Excerpted text:
RA patients should also lead a healthy lifestyle to decrease fatigue and damage from their disease. Light to moderate physical activity including stretching will improve overall health for RA patients and will also increase flexibility and range of motion as well as strength. A healthy diet is important, since many nutrients in healthy foods can reduce inflammation, and also to improve overall health.

Given data:
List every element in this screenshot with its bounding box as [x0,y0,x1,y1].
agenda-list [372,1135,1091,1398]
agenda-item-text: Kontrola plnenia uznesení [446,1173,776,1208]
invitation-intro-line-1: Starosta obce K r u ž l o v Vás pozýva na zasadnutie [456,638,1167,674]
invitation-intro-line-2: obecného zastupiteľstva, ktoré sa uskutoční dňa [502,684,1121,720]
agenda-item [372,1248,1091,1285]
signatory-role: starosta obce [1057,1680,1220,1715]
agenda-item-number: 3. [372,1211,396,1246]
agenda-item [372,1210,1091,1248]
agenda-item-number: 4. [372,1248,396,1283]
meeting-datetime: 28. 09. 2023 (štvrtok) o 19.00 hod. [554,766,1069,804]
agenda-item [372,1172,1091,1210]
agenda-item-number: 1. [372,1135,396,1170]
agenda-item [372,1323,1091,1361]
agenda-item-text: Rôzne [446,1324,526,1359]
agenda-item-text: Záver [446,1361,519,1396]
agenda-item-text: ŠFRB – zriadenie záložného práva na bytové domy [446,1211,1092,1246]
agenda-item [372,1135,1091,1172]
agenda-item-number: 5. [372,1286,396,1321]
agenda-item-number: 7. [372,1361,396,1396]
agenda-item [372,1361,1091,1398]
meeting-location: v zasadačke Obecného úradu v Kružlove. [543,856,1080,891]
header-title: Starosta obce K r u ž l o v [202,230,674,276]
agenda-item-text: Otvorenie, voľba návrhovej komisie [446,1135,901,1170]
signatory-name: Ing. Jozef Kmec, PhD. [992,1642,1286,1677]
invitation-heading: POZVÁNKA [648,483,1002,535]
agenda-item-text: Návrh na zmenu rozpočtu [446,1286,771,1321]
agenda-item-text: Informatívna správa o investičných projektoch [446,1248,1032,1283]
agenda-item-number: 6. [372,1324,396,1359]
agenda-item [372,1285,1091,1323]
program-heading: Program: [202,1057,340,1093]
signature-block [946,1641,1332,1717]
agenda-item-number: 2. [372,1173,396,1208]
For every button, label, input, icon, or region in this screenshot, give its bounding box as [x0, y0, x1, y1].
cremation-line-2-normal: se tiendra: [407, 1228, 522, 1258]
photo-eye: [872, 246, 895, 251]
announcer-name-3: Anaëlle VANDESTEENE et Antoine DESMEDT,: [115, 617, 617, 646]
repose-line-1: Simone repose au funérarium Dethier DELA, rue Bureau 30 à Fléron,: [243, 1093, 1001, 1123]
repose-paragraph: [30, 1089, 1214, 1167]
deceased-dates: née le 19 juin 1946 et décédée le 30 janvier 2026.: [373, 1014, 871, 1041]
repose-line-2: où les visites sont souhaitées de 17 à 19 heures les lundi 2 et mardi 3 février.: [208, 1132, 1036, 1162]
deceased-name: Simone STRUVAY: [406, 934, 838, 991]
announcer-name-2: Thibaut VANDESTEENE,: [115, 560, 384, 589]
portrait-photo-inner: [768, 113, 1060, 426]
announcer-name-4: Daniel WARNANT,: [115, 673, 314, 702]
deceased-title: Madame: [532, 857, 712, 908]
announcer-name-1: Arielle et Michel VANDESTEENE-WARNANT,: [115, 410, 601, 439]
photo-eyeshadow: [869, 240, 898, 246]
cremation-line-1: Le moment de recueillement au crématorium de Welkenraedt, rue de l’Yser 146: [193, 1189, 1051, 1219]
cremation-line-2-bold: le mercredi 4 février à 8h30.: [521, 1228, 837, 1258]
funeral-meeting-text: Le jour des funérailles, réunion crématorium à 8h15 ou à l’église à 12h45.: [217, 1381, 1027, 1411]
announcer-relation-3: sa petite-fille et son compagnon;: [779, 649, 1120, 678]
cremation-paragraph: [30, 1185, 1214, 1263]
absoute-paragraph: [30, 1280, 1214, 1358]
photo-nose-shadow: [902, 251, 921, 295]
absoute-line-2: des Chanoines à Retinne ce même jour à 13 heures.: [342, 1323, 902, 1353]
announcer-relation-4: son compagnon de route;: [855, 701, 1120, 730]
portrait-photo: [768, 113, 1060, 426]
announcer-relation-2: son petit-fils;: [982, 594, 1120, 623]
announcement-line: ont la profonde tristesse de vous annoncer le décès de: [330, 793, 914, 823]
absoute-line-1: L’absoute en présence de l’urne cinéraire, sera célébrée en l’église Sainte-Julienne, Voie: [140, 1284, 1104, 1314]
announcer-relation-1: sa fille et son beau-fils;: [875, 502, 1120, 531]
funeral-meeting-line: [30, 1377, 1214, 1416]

Problem 1:
Edit the passage on lifestyle for RA patients: begin at the words "RA patients should" and stop after "improve overall health.", replacing "flexibility" with "mobility".
Problem 2:
Answer from the passage on lifestyle for RA patients:
(a) What two things does a healthy lifestyle decrease for RA patients?
(b) What level of physical activity is recommended?
(c) What can many nutrients in healthy foods reduce?
Answer from the text alone, not the records.

Solution 1:
RA patients should also lead a healthy lifestyle to decrease fatigue and damage from their disease. Light to moderate physical activity including stretching will improve overall health for RA patients and will also increase mobility and range of motion as well as strength. A healthy diet is important, since many nutrients in healthy foods can reduce inflammation, and also to improve overall health.

Solution 2:
(a) Fatigue and damage from their disease.
(b) Light to moderate physical activity, including stretching.
(c) Inflammation.